**DATASET RECORDS:**
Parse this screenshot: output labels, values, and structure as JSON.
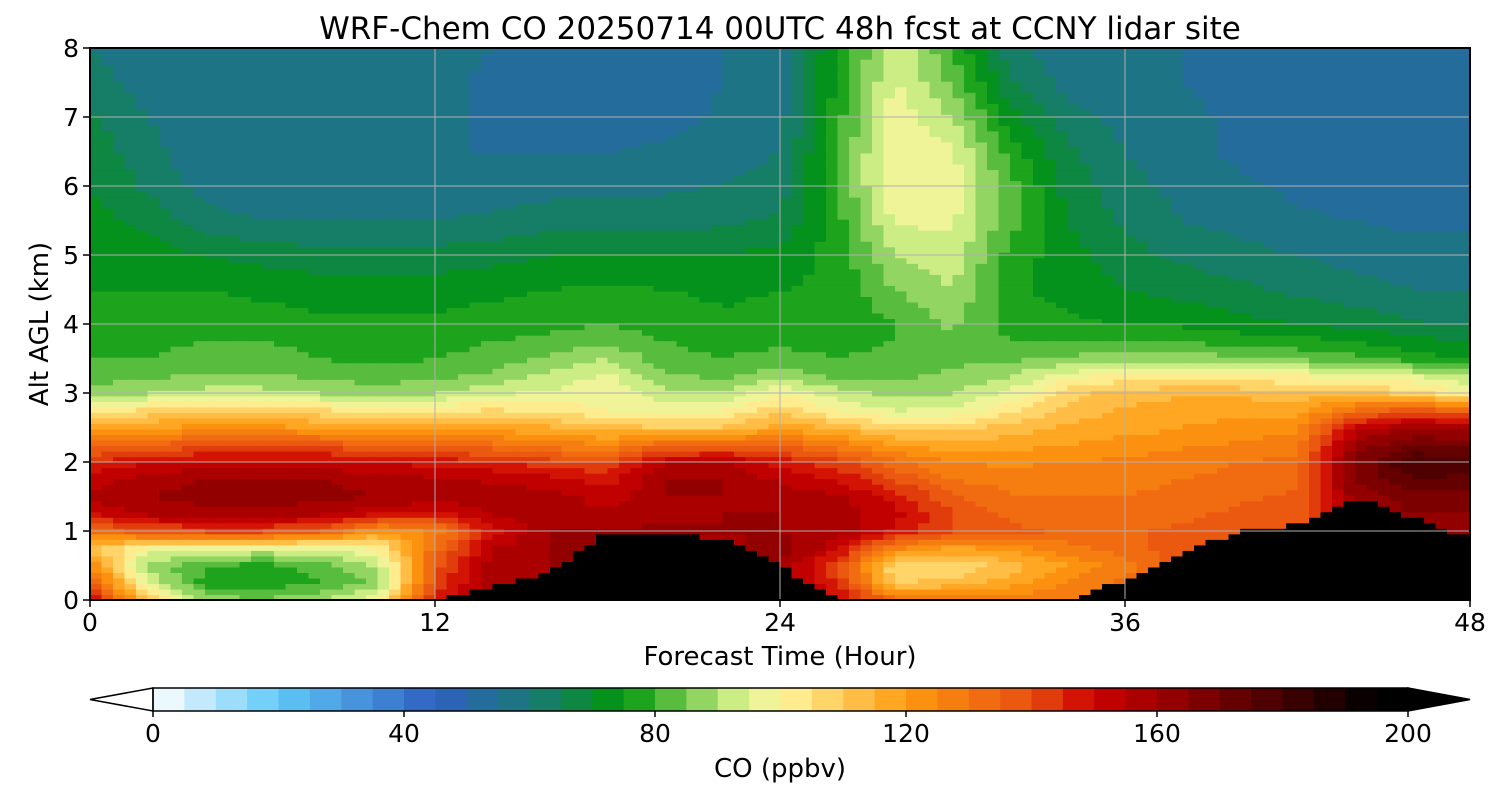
{
  "chart_data": {
    "type": "heatmap",
    "title": "WRF-Chem CO  20250714 00UTC 48h fcst at CCNY lidar site",
    "xlabel": "Forecast Time (Hour)",
    "ylabel": "Alt AGL (km)",
    "xlim": [
      0,
      48
    ],
    "ylim": [
      0,
      8
    ],
    "xticks": [
      0,
      12,
      24,
      36,
      48
    ],
    "yticks": [
      0,
      1,
      2,
      3,
      4,
      5,
      6,
      7,
      8
    ],
    "grid": true,
    "z_unit": "ppbv",
    "colorbar": {
      "label": "CO  (ppbv)",
      "range": [
        0,
        200
      ],
      "ticks": [
        0,
        40,
        80,
        120,
        160,
        200
      ],
      "extend": "both",
      "min_arrow_color": "#ffffff",
      "max_arrow_color": "#000000",
      "colormap_stops": [
        {
          "value": 0,
          "color": "#ffffff"
        },
        {
          "value": 20,
          "color": "#60c8f8"
        },
        {
          "value": 45,
          "color": "#2e60c0"
        },
        {
          "value": 60,
          "color": "#1a7878"
        },
        {
          "value": 75,
          "color": "#00960a"
        },
        {
          "value": 92,
          "color": "#c8ec82"
        },
        {
          "value": 100,
          "color": "#fff8a0"
        },
        {
          "value": 120,
          "color": "#ff9a10"
        },
        {
          "value": 140,
          "color": "#e85010"
        },
        {
          "value": 150,
          "color": "#cc0000"
        },
        {
          "value": 175,
          "color": "#5a0000"
        },
        {
          "value": 195,
          "color": "#000000"
        }
      ]
    },
    "x_hours": [
      0,
      2,
      4,
      6,
      8,
      10,
      12,
      14,
      16,
      18,
      20,
      22,
      24,
      26,
      28,
      30,
      32,
      34,
      36,
      38,
      40,
      42,
      44,
      46,
      48
    ],
    "y_km": [
      0,
      0.25,
      0.5,
      0.75,
      1,
      1.25,
      1.5,
      1.75,
      2,
      2.25,
      2.5,
      2.75,
      3,
      3.25,
      3.5,
      3.75,
      4,
      4.5,
      5,
      5.5,
      6,
      6.5,
      7,
      7.5,
      8
    ],
    "ground_mask_top_km": [
      0,
      0,
      0,
      0,
      0,
      0,
      0,
      0.2,
      0.4,
      1,
      0.95,
      0.9,
      0.5,
      0,
      0,
      0,
      0,
      0,
      0.3,
      0.7,
      1,
      1.1,
      1.5,
      1.2,
      0.9
    ],
    "co_ppbv": [
      [
        152,
        110,
        88,
        86,
        90,
        98,
        148,
        163,
        160,
        160,
        158,
        158,
        160,
        152,
        132,
        128,
        128,
        130,
        135,
        142,
        140,
        140,
        155,
        170,
        175
      ],
      [
        138,
        95,
        78,
        76,
        80,
        86,
        140,
        160,
        160,
        160,
        158,
        158,
        160,
        145,
        110,
        112,
        118,
        125,
        132,
        140,
        140,
        140,
        155,
        170,
        172
      ],
      [
        126,
        88,
        80,
        78,
        82,
        90,
        138,
        158,
        160,
        160,
        158,
        158,
        160,
        140,
        105,
        106,
        112,
        120,
        128,
        138,
        140,
        140,
        155,
        170,
        170
      ],
      [
        112,
        98,
        96,
        94,
        95,
        100,
        132,
        155,
        160,
        160,
        160,
        158,
        162,
        152,
        125,
        118,
        122,
        128,
        132,
        138,
        140,
        140,
        155,
        168,
        166
      ],
      [
        130,
        138,
        140,
        140,
        136,
        120,
        126,
        148,
        160,
        160,
        162,
        160,
        160,
        158,
        148,
        140,
        136,
        134,
        134,
        136,
        138,
        138,
        155,
        165,
        162
      ],
      [
        150,
        156,
        158,
        158,
        156,
        150,
        148,
        156,
        158,
        156,
        158,
        160,
        160,
        158,
        152,
        140,
        134,
        132,
        132,
        134,
        136,
        138,
        158,
        165,
        164
      ],
      [
        156,
        160,
        162,
        162,
        162,
        160,
        158,
        158,
        158,
        152,
        160,
        160,
        158,
        156,
        148,
        136,
        130,
        130,
        130,
        132,
        134,
        136,
        162,
        168,
        168
      ],
      [
        152,
        158,
        160,
        160,
        160,
        158,
        156,
        154,
        152,
        148,
        160,
        160,
        154,
        150,
        140,
        130,
        128,
        128,
        128,
        130,
        132,
        134,
        166,
        174,
        174
      ],
      [
        145,
        150,
        152,
        152,
        152,
        150,
        148,
        146,
        142,
        140,
        154,
        156,
        148,
        142,
        132,
        125,
        124,
        125,
        126,
        128,
        130,
        132,
        166,
        180,
        178
      ],
      [
        132,
        136,
        138,
        138,
        138,
        136,
        134,
        132,
        128,
        125,
        134,
        134,
        134,
        128,
        120,
        116,
        118,
        120,
        122,
        124,
        126,
        128,
        162,
        170,
        168
      ],
      [
        118,
        120,
        122,
        122,
        120,
        118,
        118,
        117,
        116,
        112,
        110,
        110,
        118,
        114,
        108,
        108,
        112,
        116,
        118,
        120,
        122,
        124,
        152,
        160,
        158
      ],
      [
        103,
        106,
        108,
        108,
        106,
        104,
        104,
        106,
        104,
        100,
        100,
        100,
        108,
        100,
        95,
        96,
        104,
        112,
        116,
        118,
        118,
        118,
        132,
        138,
        134
      ],
      [
        88,
        90,
        92,
        92,
        90,
        88,
        90,
        94,
        96,
        98,
        92,
        90,
        100,
        92,
        88,
        90,
        96,
        108,
        112,
        114,
        114,
        112,
        112,
        108,
        100
      ],
      [
        82,
        84,
        86,
        86,
        84,
        82,
        84,
        86,
        92,
        96,
        86,
        84,
        88,
        84,
        84,
        86,
        90,
        98,
        102,
        104,
        102,
        100,
        98,
        95,
        90
      ],
      [
        80,
        80,
        82,
        82,
        80,
        79,
        80,
        82,
        86,
        90,
        82,
        80,
        82,
        80,
        82,
        84,
        84,
        86,
        88,
        88,
        86,
        84,
        82,
        78,
        74
      ],
      [
        78,
        79,
        80,
        80,
        79,
        78,
        78,
        80,
        82,
        84,
        80,
        78,
        79,
        78,
        80,
        84,
        80,
        80,
        80,
        80,
        78,
        77,
        75,
        72,
        70
      ],
      [
        76,
        77,
        78,
        77,
        76,
        76,
        76,
        77,
        78,
        80,
        78,
        76,
        77,
        76,
        80,
        86,
        78,
        76,
        75,
        74,
        72,
        70,
        68,
        66,
        64
      ],
      [
        75,
        75,
        75,
        74,
        73,
        73,
        73,
        74,
        75,
        76,
        75,
        74,
        75,
        76,
        85,
        90,
        76,
        73,
        70,
        68,
        66,
        64,
        62,
        60,
        60
      ],
      [
        74,
        73,
        70,
        68,
        67,
        67,
        67,
        68,
        70,
        70,
        70,
        70,
        72,
        77,
        90,
        93,
        78,
        72,
        67,
        64,
        62,
        60,
        58,
        57,
        57
      ],
      [
        72,
        68,
        62,
        60,
        60,
        60,
        60,
        61,
        63,
        63,
        63,
        64,
        66,
        78,
        96,
        96,
        82,
        70,
        64,
        60,
        58,
        56,
        55,
        54,
        54
      ],
      [
        70,
        64,
        58,
        56,
        56,
        56,
        56,
        57,
        58,
        58,
        59,
        60,
        62,
        80,
        100,
        98,
        82,
        68,
        62,
        58,
        56,
        54,
        52,
        50,
        51
      ],
      [
        68,
        62,
        56,
        55,
        55,
        55,
        55,
        55,
        55,
        55,
        56,
        58,
        60,
        80,
        100,
        96,
        78,
        66,
        60,
        56,
        54,
        52,
        51,
        50,
        50
      ],
      [
        66,
        60,
        56,
        55,
        56,
        56,
        56,
        54,
        52,
        52,
        53,
        56,
        58,
        78,
        98,
        90,
        72,
        62,
        58,
        56,
        54,
        52,
        52,
        52,
        52
      ],
      [
        62,
        58,
        56,
        56,
        57,
        57,
        56,
        54,
        52,
        52,
        52,
        55,
        58,
        76,
        96,
        84,
        66,
        58,
        56,
        55,
        54,
        53,
        53,
        53,
        53
      ],
      [
        60,
        58,
        57,
        57,
        58,
        58,
        57,
        55,
        53,
        53,
        53,
        55,
        58,
        75,
        94,
        80,
        62,
        56,
        55,
        55,
        54,
        54,
        54,
        54,
        54
      ]
    ]
  }
}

**EXERCISE DESCRIPTION:** In the listing above, how many lines hold the word "ffffff"? Give the number and nothing more.

**THE RESPONSE:** 2